[Exercise goal]
From the entries below, copy every line where the string "this" appears.

[Exercise materials]
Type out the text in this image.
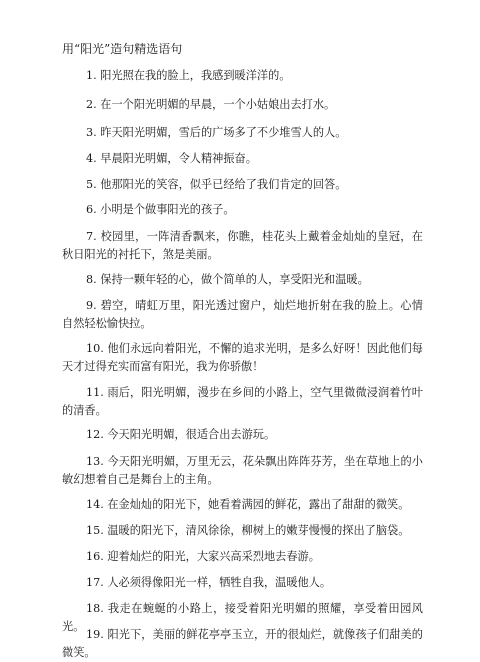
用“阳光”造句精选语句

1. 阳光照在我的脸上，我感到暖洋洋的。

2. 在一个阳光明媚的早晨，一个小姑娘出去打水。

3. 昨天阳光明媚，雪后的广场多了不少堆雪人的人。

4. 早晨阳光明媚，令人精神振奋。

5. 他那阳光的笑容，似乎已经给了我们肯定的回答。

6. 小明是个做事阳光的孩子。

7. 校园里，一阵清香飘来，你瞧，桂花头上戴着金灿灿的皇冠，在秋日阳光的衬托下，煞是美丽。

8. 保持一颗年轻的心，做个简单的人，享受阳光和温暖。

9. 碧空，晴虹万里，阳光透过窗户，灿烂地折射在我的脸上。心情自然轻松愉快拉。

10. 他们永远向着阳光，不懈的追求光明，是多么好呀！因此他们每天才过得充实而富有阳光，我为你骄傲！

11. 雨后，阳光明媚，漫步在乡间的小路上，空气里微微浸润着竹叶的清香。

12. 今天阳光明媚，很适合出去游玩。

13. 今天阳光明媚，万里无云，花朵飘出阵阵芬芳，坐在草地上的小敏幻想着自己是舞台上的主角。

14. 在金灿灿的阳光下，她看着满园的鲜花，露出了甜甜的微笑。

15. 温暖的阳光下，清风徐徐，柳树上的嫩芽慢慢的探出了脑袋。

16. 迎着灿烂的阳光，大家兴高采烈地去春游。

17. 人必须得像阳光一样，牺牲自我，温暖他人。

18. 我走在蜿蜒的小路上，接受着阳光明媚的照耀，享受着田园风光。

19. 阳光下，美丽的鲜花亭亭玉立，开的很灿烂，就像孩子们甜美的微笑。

* * *

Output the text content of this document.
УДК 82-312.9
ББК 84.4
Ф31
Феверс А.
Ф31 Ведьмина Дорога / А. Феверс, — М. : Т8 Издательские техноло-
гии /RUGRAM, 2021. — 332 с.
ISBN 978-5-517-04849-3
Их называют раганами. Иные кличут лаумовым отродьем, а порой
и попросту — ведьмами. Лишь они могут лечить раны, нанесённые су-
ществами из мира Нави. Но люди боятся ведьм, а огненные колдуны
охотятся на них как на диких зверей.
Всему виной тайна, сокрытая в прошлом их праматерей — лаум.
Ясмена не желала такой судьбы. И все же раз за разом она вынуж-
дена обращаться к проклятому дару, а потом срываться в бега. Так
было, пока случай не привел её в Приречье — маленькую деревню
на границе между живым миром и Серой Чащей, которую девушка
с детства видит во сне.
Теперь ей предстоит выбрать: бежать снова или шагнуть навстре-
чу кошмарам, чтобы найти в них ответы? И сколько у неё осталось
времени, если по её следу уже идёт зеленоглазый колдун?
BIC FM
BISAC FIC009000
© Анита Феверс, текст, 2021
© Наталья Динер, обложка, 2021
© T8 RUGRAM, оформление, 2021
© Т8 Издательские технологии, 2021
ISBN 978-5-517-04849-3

[Exercise answer]
Type out the text in this image.
Output the text content of this document.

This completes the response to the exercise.